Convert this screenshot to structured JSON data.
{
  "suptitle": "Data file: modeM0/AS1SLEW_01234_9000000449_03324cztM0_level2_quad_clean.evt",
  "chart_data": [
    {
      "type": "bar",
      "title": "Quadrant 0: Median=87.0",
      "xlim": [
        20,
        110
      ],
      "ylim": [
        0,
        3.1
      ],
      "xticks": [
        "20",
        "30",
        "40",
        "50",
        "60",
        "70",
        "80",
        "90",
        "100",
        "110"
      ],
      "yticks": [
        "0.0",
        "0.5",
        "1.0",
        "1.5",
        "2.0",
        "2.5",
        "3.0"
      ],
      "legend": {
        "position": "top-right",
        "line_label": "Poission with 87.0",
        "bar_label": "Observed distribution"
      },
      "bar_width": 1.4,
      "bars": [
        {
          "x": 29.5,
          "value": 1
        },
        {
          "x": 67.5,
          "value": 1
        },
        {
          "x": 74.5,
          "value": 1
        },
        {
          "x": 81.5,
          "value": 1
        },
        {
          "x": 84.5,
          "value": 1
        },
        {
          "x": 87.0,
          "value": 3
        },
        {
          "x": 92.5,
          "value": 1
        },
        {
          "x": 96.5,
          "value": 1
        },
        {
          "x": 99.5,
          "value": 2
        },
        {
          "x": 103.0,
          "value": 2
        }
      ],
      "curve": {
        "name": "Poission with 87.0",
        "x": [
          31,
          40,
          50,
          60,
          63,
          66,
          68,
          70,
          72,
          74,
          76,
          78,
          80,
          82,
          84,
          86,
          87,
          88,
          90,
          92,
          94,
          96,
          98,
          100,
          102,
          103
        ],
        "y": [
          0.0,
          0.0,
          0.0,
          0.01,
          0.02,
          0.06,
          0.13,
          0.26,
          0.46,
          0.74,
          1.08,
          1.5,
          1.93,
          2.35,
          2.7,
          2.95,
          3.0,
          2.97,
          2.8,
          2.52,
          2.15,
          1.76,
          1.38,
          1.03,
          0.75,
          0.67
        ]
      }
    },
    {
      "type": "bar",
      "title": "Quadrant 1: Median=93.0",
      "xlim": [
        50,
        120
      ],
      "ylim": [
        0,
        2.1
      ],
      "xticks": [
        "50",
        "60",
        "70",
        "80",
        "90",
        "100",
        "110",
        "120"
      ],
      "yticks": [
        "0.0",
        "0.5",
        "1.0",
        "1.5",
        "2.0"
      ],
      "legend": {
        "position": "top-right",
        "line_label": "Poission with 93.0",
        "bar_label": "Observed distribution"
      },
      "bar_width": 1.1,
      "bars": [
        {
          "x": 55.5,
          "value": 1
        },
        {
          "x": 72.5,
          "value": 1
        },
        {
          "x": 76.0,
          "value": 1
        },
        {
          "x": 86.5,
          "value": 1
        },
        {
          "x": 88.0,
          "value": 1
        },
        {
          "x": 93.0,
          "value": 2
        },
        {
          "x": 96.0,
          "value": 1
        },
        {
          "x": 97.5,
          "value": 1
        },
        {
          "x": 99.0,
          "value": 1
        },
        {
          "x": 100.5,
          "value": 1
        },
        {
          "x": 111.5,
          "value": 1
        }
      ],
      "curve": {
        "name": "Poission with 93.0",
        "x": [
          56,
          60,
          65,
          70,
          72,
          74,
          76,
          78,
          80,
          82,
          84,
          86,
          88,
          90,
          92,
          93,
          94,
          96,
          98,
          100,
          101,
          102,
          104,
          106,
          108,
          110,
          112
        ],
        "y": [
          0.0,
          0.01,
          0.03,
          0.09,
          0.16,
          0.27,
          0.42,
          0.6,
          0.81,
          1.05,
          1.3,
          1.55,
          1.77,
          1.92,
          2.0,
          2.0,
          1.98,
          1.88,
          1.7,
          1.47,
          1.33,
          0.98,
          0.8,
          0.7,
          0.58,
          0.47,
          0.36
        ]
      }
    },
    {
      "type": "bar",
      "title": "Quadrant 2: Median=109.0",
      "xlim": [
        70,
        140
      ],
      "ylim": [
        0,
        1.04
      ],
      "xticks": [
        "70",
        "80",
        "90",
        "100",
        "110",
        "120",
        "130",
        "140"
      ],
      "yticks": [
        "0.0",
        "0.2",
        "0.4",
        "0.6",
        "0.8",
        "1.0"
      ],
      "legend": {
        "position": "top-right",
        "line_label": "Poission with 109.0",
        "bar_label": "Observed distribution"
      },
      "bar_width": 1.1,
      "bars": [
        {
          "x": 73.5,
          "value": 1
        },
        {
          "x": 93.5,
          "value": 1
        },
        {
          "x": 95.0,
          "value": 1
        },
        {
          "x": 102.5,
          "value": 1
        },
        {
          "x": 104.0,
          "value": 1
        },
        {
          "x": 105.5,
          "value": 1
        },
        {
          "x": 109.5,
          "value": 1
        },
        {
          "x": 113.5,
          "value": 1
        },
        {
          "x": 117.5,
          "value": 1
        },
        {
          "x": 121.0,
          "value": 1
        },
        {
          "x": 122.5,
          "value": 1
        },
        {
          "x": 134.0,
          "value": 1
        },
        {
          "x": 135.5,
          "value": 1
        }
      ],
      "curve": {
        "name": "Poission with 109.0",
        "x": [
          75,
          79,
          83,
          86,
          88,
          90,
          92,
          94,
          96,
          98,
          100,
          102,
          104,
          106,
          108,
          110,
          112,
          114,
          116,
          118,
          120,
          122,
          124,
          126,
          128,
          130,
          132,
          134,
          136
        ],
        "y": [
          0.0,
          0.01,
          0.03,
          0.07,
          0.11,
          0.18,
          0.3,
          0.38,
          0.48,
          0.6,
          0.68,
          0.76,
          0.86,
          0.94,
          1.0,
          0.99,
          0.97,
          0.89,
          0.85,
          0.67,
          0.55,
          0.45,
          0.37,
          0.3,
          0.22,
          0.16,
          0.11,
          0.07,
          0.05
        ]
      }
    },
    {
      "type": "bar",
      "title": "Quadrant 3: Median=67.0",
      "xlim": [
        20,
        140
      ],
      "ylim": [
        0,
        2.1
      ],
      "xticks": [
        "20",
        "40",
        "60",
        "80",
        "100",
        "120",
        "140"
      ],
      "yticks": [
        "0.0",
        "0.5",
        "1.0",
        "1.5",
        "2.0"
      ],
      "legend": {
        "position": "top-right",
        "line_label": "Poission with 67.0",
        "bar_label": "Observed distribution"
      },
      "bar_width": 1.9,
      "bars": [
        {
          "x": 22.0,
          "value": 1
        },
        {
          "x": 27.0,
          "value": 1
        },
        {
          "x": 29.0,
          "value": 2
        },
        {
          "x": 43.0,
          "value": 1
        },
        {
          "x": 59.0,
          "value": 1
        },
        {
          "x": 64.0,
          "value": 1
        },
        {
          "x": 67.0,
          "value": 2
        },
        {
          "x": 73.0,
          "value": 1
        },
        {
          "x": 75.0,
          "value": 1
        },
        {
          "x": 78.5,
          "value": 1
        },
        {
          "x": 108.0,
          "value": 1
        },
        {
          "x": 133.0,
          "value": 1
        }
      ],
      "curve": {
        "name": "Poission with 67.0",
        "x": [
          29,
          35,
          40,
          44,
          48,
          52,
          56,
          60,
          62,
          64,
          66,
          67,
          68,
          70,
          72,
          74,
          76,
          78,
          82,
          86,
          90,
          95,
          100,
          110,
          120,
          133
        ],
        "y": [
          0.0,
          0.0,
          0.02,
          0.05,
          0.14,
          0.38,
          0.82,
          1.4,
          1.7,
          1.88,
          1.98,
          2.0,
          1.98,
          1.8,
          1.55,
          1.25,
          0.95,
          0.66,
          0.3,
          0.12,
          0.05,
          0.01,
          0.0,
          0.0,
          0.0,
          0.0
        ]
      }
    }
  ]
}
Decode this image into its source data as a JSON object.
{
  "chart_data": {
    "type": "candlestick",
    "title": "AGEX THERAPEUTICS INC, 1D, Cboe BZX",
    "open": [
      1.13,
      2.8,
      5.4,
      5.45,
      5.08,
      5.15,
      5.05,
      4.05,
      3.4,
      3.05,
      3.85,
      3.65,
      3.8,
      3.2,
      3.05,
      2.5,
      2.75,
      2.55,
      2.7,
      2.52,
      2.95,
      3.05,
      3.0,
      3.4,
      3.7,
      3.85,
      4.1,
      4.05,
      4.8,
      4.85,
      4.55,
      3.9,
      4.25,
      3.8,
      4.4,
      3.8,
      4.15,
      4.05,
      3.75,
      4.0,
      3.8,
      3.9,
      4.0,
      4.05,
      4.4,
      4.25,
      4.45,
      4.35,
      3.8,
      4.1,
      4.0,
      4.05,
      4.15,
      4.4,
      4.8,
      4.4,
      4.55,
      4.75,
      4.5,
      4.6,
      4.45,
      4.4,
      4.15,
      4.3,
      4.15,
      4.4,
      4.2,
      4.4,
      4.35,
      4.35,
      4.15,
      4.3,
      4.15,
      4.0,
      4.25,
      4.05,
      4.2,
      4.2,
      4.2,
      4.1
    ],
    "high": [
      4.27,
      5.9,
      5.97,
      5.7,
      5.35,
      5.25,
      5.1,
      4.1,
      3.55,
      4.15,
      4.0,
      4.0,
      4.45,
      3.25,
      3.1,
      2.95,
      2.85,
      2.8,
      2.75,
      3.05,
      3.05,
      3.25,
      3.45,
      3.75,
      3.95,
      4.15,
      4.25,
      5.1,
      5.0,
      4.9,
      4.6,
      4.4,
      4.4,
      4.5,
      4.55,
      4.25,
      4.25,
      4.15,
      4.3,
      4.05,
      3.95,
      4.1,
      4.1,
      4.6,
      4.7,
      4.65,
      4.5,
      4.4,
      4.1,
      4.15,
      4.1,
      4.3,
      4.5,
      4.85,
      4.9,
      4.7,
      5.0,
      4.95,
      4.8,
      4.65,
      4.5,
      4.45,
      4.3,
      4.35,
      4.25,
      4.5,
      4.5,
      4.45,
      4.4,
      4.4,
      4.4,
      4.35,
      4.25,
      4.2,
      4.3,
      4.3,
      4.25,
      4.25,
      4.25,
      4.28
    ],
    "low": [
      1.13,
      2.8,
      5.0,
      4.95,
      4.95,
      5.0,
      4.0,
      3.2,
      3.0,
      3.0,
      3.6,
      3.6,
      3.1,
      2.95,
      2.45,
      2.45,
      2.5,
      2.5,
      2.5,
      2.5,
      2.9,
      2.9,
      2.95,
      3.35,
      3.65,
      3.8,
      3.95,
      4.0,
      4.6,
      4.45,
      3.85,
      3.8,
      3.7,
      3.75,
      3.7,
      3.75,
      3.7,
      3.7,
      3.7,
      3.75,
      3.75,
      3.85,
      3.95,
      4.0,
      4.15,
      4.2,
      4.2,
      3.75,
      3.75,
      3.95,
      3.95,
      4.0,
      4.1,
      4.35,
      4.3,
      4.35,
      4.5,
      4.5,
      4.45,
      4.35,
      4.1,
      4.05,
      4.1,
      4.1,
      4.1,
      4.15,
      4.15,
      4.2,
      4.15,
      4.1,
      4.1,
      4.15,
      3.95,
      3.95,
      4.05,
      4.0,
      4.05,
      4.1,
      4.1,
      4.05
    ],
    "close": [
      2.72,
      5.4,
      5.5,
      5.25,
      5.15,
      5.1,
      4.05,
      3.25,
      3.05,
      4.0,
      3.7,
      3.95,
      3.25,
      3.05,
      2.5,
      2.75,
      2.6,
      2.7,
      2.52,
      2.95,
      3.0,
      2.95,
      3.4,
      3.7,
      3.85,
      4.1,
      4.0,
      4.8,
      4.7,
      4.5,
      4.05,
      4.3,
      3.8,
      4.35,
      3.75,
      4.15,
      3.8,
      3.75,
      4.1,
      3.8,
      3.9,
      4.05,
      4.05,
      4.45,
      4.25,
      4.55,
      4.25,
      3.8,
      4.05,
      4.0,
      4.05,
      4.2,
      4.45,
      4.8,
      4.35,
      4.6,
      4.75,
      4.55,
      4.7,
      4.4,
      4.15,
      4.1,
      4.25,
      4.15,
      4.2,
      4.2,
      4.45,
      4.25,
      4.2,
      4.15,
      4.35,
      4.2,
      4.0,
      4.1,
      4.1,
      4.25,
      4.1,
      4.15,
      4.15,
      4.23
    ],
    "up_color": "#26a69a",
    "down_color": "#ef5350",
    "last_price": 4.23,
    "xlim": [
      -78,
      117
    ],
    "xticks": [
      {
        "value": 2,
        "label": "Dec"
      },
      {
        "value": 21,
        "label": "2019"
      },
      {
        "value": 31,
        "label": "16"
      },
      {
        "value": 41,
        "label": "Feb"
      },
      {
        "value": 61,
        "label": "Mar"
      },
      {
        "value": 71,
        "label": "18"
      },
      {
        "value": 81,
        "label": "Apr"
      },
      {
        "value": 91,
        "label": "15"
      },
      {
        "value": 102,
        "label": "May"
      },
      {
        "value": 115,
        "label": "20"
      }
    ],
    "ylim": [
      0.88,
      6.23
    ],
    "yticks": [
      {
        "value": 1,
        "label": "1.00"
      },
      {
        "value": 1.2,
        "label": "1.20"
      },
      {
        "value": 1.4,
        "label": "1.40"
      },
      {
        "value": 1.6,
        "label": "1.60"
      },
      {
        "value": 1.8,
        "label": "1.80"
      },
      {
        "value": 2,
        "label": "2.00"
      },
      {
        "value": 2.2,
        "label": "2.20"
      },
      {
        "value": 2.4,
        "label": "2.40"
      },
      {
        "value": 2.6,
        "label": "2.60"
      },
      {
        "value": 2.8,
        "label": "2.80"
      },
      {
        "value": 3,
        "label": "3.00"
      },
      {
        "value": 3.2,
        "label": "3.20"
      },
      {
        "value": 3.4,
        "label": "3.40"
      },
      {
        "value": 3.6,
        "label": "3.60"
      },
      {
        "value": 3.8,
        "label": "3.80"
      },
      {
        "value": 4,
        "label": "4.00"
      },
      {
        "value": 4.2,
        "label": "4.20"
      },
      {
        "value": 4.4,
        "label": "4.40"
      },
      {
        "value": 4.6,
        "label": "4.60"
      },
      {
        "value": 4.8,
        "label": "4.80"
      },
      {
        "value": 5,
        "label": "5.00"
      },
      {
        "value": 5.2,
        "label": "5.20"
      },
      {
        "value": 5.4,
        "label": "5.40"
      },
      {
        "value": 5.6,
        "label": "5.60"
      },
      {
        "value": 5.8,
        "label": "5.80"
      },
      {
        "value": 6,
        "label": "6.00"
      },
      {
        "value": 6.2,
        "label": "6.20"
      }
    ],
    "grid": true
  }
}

### What this task involves:
Only a number is needed: how many lines of the material above contain "name"?

### Output below:
4